▶ _What you have to do_:
Reproduce the records below exactly as given.
++++++++++
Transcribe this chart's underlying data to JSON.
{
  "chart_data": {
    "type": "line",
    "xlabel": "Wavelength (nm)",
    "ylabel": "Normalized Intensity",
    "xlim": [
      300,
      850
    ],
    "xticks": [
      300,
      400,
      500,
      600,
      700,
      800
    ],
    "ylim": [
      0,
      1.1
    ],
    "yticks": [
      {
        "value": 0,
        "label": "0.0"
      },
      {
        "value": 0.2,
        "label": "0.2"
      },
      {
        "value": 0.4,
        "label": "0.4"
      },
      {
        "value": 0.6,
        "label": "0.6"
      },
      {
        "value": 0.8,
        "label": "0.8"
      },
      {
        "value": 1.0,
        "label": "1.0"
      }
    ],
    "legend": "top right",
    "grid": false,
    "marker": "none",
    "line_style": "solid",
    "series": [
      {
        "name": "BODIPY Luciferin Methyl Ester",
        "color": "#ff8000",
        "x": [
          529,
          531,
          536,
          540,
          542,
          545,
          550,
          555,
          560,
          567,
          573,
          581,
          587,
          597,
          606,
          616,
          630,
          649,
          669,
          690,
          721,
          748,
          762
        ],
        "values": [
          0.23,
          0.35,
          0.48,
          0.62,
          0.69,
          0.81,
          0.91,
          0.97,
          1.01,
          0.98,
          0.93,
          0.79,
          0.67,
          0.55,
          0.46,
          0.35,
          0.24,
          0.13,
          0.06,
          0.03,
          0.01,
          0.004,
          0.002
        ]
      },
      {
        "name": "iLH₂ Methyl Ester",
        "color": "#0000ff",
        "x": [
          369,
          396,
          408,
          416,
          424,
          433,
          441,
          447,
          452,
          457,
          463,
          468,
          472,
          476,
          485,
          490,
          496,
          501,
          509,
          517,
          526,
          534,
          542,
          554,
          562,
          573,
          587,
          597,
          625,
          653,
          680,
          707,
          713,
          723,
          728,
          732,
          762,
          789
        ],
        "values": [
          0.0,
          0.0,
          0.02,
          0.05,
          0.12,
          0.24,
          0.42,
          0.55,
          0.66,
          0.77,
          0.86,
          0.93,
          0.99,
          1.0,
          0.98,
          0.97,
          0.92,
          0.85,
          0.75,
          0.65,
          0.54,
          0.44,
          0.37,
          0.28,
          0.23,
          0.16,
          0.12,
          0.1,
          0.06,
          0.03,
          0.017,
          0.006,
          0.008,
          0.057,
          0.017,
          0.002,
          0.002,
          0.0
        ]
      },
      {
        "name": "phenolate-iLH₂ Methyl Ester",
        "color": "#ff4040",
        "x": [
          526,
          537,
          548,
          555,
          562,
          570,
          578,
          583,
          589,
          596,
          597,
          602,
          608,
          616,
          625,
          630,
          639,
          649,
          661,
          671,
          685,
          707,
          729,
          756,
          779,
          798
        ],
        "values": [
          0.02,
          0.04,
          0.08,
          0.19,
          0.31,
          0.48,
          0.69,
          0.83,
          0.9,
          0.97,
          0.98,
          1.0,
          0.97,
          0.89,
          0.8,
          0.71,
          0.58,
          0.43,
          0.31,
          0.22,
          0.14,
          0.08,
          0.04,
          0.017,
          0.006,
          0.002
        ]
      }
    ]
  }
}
++++++++++
▶ _Task solution_:
Transcribe this chart's underlying data to JSON.
{
  "chart_data": {
    "type": "line",
    "xlabel": "Wavelength (nm)",
    "ylabel": "Normalized Intensity",
    "xlim": [
      300,
      850
    ],
    "xticks": [
      300,
      400,
      500,
      600,
      700,
      800
    ],
    "ylim": [
      0,
      1.1
    ],
    "yticks": [
      {
        "value": 0,
        "label": "0.0"
      },
      {
        "value": 0.2,
        "label": "0.2"
      },
      {
        "value": 0.4,
        "label": "0.4"
      },
      {
        "value": 0.6,
        "label": "0.6"
      },
      {
        "value": 0.8,
        "label": "0.8"
      },
      {
        "value": 1.0,
        "label": "1.0"
      }
    ],
    "legend": "top right",
    "grid": false,
    "marker": "none",
    "line_style": "solid",
    "series": [
      {
        "name": "BODIPY Luciferin Methyl Ester",
        "color": "#ff8000",
        "x": [
          529,
          531,
          536,
          540,
          542,
          545,
          550,
          555,
          560,
          567,
          573,
          581,
          587,
          597,
          606,
          616,
          630,
          649,
          669,
          690,
          721,
          748,
          762
        ],
        "values": [
          0.23,
          0.35,
          0.48,
          0.62,
          0.69,
          0.81,
          0.91,
          0.97,
          1.01,
          0.98,
          0.93,
          0.79,
          0.67,
          0.55,
          0.46,
          0.35,
          0.24,
          0.13,
          0.06,
          0.03,
          0.01,
          0.004,
          0.002
        ]
      },
      {
        "name": "iLH₂ Methyl Ester",
        "color": "#0000ff",
        "x": [
          369,
          396,
          408,
          416,
          424,
          433,
          441,
          447,
          452,
          457,
          463,
          468,
          472,
          476,
          485,
          490,
          496,
          501,
          509,
          517,
          526,
          534,
          542,
          554,
          562,
          573,
          587,
          597,
          625,
          653,
          680,
          707,
          713,
          723,
          728,
          732,
          762,
          789
        ],
        "values": [
          0.0,
          0.0,
          0.02,
          0.05,
          0.12,
          0.24,
          0.42,
          0.55,
          0.66,
          0.77,
          0.86,
          0.93,
          0.99,
          1.0,
          0.98,
          0.97,
          0.92,
          0.85,
          0.75,
          0.65,
          0.54,
          0.44,
          0.37,
          0.28,
          0.23,
          0.16,
          0.12,
          0.1,
          0.06,
          0.03,
          0.017,
          0.006,
          0.008,
          0.057,
          0.017,
          0.002,
          0.002,
          0.0
        ]
      },
      {
        "name": "phenolate-iLH₂ Methyl Ester",
        "color": "#ff4040",
        "x": [
          526,
          537,
          548,
          555,
          562,
          570,
          578,
          583,
          589,
          596,
          597,
          602,
          608,
          616,
          625,
          630,
          639,
          649,
          661,
          671,
          685,
          707,
          729,
          756,
          779,
          798
        ],
        "values": [
          0.02,
          0.04,
          0.08,
          0.19,
          0.31,
          0.48,
          0.69,
          0.83,
          0.9,
          0.97,
          0.98,
          1.0,
          0.97,
          0.89,
          0.8,
          0.71,
          0.58,
          0.43,
          0.31,
          0.22,
          0.14,
          0.08,
          0.04,
          0.017,
          0.006,
          0.002
        ]
      }
    ]
  }
}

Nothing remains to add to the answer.